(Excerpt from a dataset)
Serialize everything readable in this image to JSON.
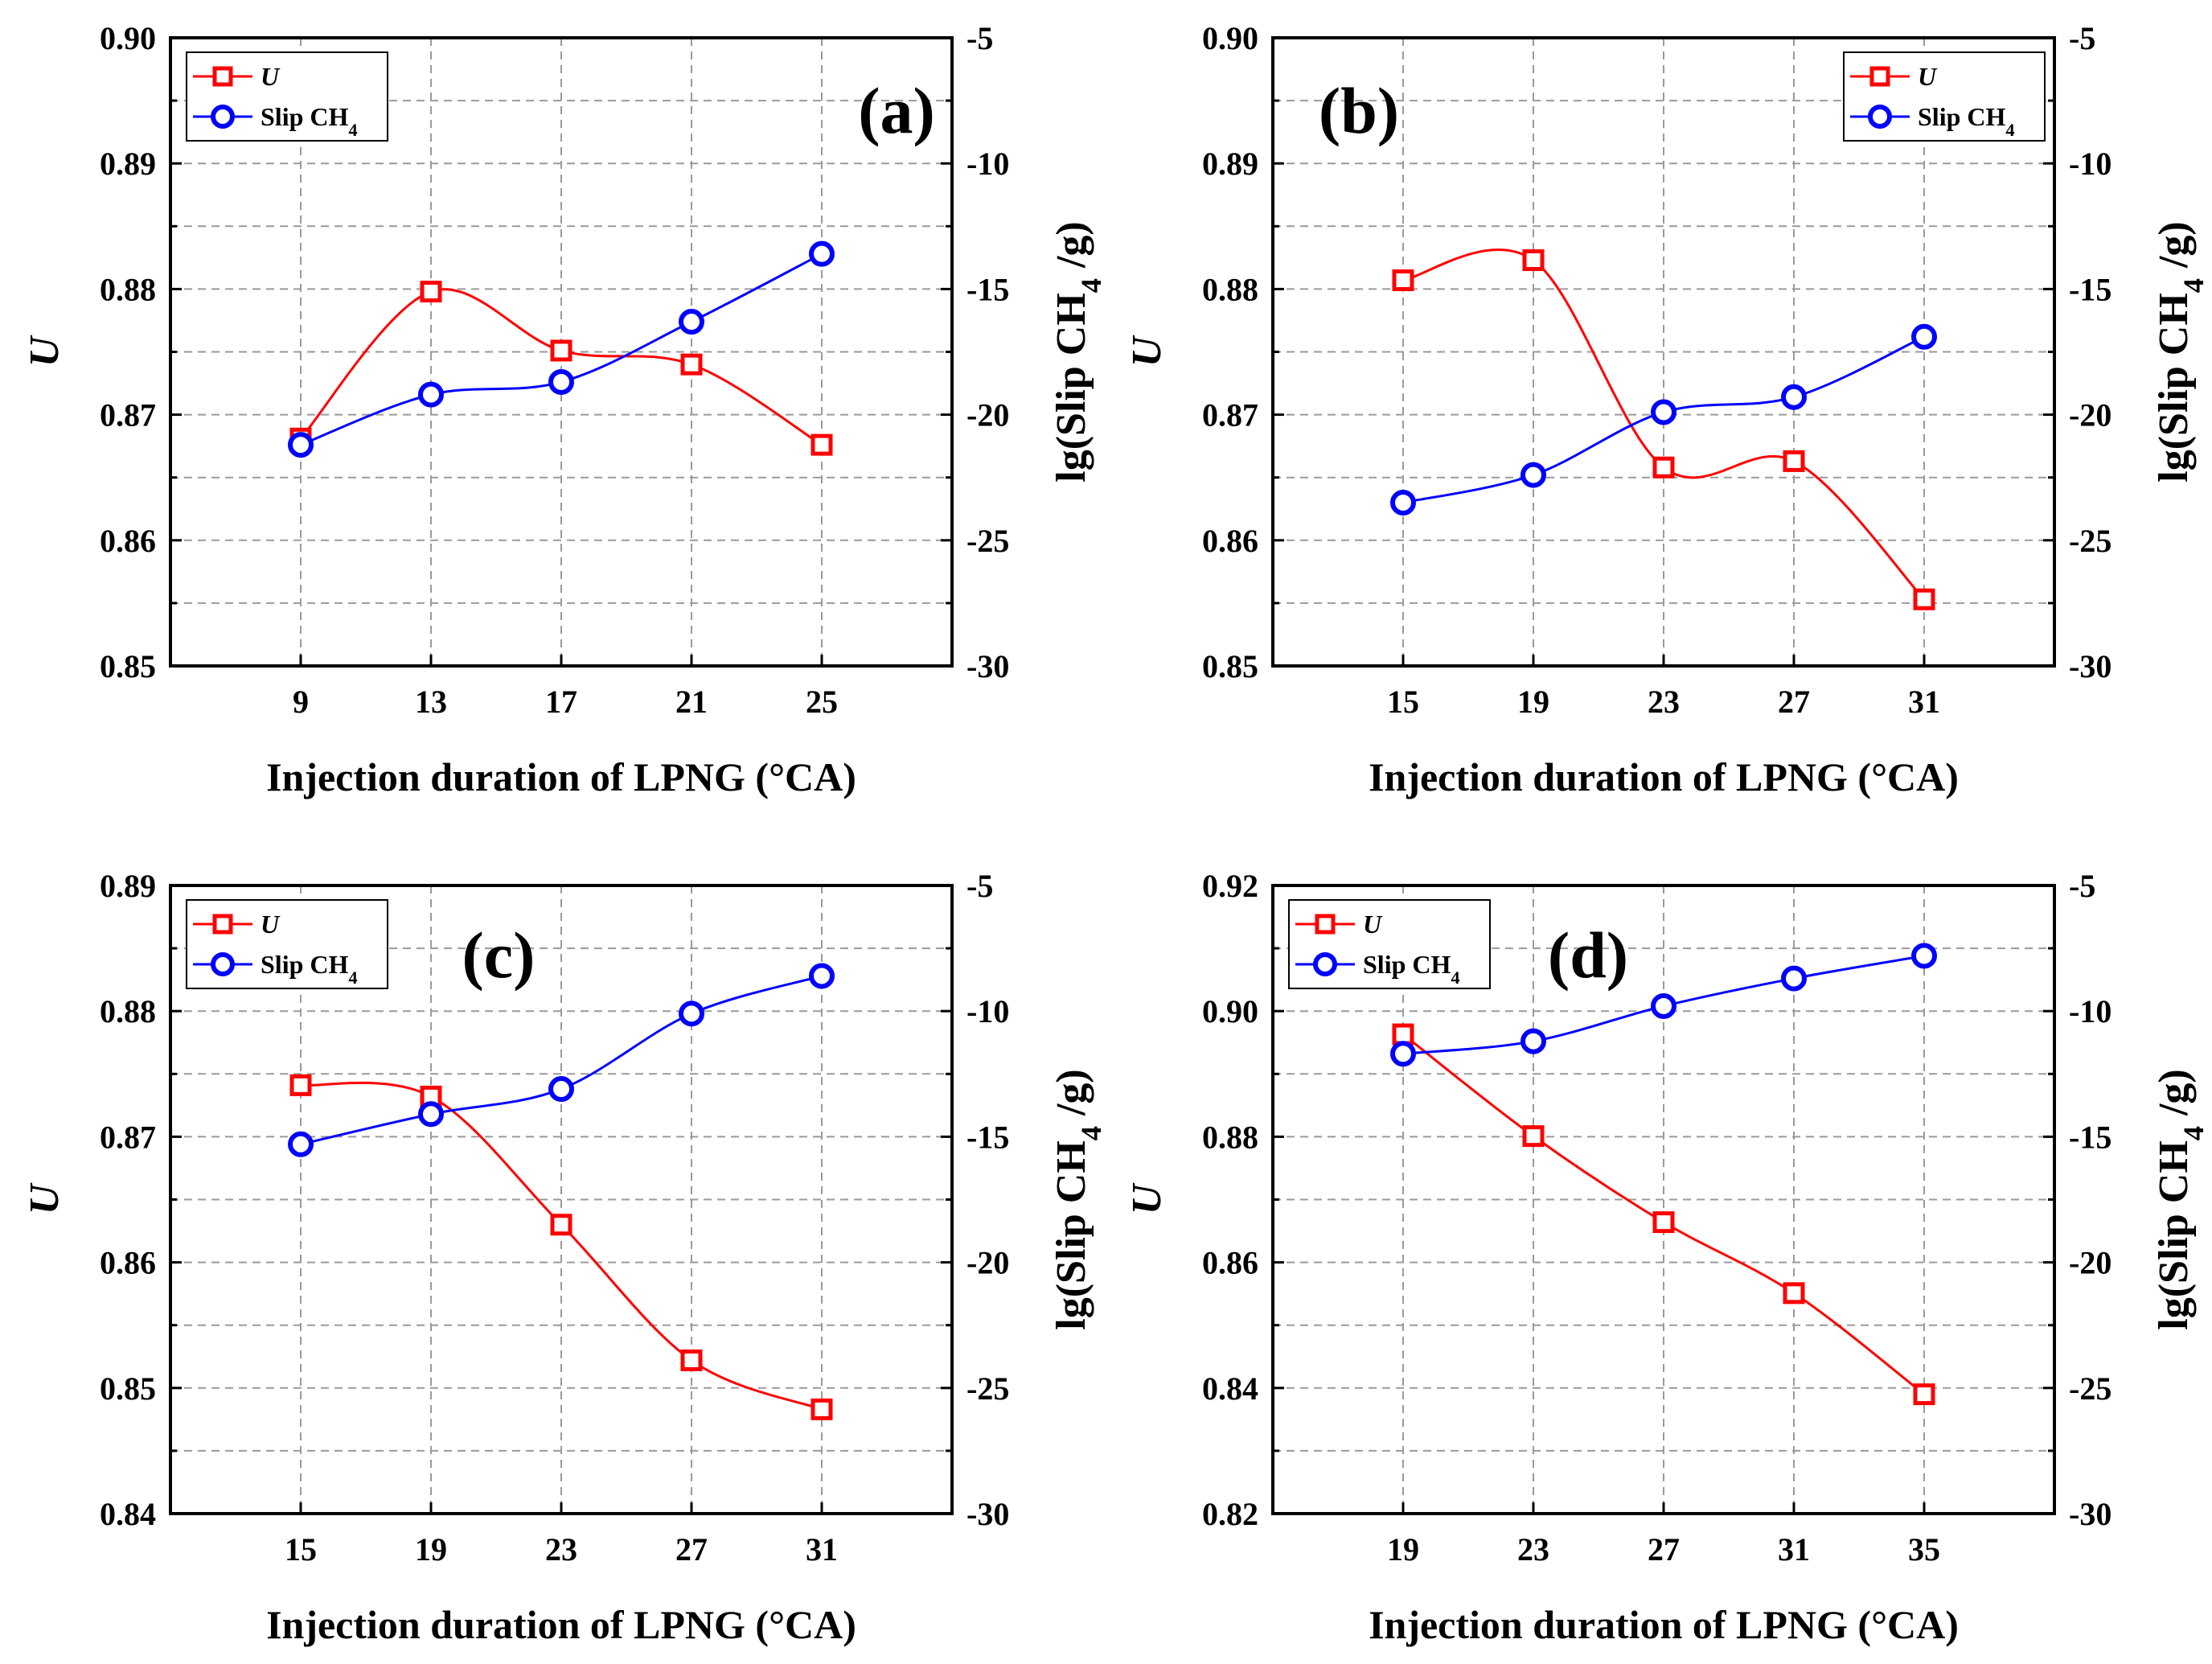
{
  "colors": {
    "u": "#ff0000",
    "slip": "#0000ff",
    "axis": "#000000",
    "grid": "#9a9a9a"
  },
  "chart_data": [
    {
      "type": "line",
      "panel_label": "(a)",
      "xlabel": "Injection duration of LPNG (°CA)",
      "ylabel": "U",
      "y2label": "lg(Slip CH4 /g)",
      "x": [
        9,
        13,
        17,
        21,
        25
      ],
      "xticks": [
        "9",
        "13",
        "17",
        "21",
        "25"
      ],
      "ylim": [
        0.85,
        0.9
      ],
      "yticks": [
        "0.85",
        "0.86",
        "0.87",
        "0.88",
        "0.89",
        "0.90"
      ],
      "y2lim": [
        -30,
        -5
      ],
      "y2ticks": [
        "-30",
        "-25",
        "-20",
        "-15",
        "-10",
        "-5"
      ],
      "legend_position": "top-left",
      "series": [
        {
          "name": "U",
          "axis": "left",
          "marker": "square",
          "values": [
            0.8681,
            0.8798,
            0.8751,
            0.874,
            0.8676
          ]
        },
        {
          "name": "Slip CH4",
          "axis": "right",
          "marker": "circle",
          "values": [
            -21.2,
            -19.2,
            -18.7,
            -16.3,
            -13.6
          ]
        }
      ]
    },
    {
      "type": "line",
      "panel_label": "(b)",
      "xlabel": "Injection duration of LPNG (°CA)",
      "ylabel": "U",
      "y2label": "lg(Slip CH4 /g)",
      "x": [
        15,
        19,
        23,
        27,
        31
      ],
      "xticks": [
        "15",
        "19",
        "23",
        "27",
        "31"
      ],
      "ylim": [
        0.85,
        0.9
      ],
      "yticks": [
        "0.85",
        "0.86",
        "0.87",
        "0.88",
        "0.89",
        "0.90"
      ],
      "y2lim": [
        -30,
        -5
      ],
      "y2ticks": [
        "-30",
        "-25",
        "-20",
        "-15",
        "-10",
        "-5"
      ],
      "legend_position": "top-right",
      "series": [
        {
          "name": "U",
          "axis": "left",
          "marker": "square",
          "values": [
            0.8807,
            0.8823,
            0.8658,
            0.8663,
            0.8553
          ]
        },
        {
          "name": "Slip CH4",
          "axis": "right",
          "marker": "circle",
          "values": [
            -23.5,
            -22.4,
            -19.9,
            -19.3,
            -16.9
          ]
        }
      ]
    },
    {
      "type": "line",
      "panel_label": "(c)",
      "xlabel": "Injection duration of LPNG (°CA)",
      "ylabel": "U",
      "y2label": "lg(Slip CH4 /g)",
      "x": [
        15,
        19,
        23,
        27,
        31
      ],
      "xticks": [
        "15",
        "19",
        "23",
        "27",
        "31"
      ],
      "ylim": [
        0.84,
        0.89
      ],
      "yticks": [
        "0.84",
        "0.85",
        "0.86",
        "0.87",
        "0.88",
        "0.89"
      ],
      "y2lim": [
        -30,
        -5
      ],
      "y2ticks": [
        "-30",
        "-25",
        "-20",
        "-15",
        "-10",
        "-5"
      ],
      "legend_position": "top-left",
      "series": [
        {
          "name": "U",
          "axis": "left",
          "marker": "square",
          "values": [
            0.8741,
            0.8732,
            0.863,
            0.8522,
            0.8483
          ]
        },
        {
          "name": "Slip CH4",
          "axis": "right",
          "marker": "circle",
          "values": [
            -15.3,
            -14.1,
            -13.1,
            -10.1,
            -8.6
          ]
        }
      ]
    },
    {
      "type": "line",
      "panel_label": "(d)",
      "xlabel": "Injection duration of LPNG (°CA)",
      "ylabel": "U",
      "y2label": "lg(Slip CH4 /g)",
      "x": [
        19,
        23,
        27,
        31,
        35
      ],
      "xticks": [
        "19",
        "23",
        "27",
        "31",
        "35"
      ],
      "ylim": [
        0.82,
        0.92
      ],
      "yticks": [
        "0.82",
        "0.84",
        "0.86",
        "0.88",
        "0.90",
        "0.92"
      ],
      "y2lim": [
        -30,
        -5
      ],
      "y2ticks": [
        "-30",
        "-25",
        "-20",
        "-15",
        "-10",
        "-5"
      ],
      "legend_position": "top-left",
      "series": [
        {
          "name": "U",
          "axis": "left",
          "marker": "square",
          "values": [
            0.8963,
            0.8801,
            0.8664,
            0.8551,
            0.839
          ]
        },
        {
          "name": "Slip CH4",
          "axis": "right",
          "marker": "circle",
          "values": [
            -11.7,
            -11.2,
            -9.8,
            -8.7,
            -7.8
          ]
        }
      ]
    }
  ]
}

GIVEN REQUEST:
Except for the pictures, copy every line of the records above exactly.

RESULT BELOW:
Serialize everything readable in this image to JSON.
{
  "colors": {
    "u": "#ff0000",
    "slip": "#0000ff",
    "axis": "#000000",
    "grid": "#9a9a9a"
  },
  "chart_data": [
    {
      "type": "line",
      "panel_label": "(a)",
      "xlabel": "Injection duration of LPNG (°CA)",
      "ylabel": "U",
      "y2label": "lg(Slip CH4 /g)",
      "x": [
        9,
        13,
        17,
        21,
        25
      ],
      "xticks": [
        "9",
        "13",
        "17",
        "21",
        "25"
      ],
      "ylim": [
        0.85,
        0.9
      ],
      "yticks": [
        "0.85",
        "0.86",
        "0.87",
        "0.88",
        "0.89",
        "0.90"
      ],
      "y2lim": [
        -30,
        -5
      ],
      "y2ticks": [
        "-30",
        "-25",
        "-20",
        "-15",
        "-10",
        "-5"
      ],
      "legend_position": "top-left",
      "series": [
        {
          "name": "U",
          "axis": "left",
          "marker": "square",
          "values": [
            0.8681,
            0.8798,
            0.8751,
            0.874,
            0.8676
          ]
        },
        {
          "name": "Slip CH4",
          "axis": "right",
          "marker": "circle",
          "values": [
            -21.2,
            -19.2,
            -18.7,
            -16.3,
            -13.6
          ]
        }
      ]
    },
    {
      "type": "line",
      "panel_label": "(b)",
      "xlabel": "Injection duration of LPNG (°CA)",
      "ylabel": "U",
      "y2label": "lg(Slip CH4 /g)",
      "x": [
        15,
        19,
        23,
        27,
        31
      ],
      "xticks": [
        "15",
        "19",
        "23",
        "27",
        "31"
      ],
      "ylim": [
        0.85,
        0.9
      ],
      "yticks": [
        "0.85",
        "0.86",
        "0.87",
        "0.88",
        "0.89",
        "0.90"
      ],
      "y2lim": [
        -30,
        -5
      ],
      "y2ticks": [
        "-30",
        "-25",
        "-20",
        "-15",
        "-10",
        "-5"
      ],
      "legend_position": "top-right",
      "series": [
        {
          "name": "U",
          "axis": "left",
          "marker": "square",
          "values": [
            0.8807,
            0.8823,
            0.8658,
            0.8663,
            0.8553
          ]
        },
        {
          "name": "Slip CH4",
          "axis": "right",
          "marker": "circle",
          "values": [
            -23.5,
            -22.4,
            -19.9,
            -19.3,
            -16.9
          ]
        }
      ]
    },
    {
      "type": "line",
      "panel_label": "(c)",
      "xlabel": "Injection duration of LPNG (°CA)",
      "ylabel": "U",
      "y2label": "lg(Slip CH4 /g)",
      "x": [
        15,
        19,
        23,
        27,
        31
      ],
      "xticks": [
        "15",
        "19",
        "23",
        "27",
        "31"
      ],
      "ylim": [
        0.84,
        0.89
      ],
      "yticks": [
        "0.84",
        "0.85",
        "0.86",
        "0.87",
        "0.88",
        "0.89"
      ],
      "y2lim": [
        -30,
        -5
      ],
      "y2ticks": [
        "-30",
        "-25",
        "-20",
        "-15",
        "-10",
        "-5"
      ],
      "legend_position": "top-left",
      "series": [
        {
          "name": "U",
          "axis": "left",
          "marker": "square",
          "values": [
            0.8741,
            0.8732,
            0.863,
            0.8522,
            0.8483
          ]
        },
        {
          "name": "Slip CH4",
          "axis": "right",
          "marker": "circle",
          "values": [
            -15.3,
            -14.1,
            -13.1,
            -10.1,
            -8.6
          ]
        }
      ]
    },
    {
      "type": "line",
      "panel_label": "(d)",
      "xlabel": "Injection duration of LPNG (°CA)",
      "ylabel": "U",
      "y2label": "lg(Slip CH4 /g)",
      "x": [
        19,
        23,
        27,
        31,
        35
      ],
      "xticks": [
        "19",
        "23",
        "27",
        "31",
        "35"
      ],
      "ylim": [
        0.82,
        0.92
      ],
      "yticks": [
        "0.82",
        "0.84",
        "0.86",
        "0.88",
        "0.90",
        "0.92"
      ],
      "y2lim": [
        -30,
        -5
      ],
      "y2ticks": [
        "-30",
        "-25",
        "-20",
        "-15",
        "-10",
        "-5"
      ],
      "legend_position": "top-left",
      "series": [
        {
          "name": "U",
          "axis": "left",
          "marker": "square",
          "values": [
            0.8963,
            0.8801,
            0.8664,
            0.8551,
            0.839
          ]
        },
        {
          "name": "Slip CH4",
          "axis": "right",
          "marker": "circle",
          "values": [
            -11.7,
            -11.2,
            -9.8,
            -8.7,
            -7.8
          ]
        }
      ]
    }
  ]
}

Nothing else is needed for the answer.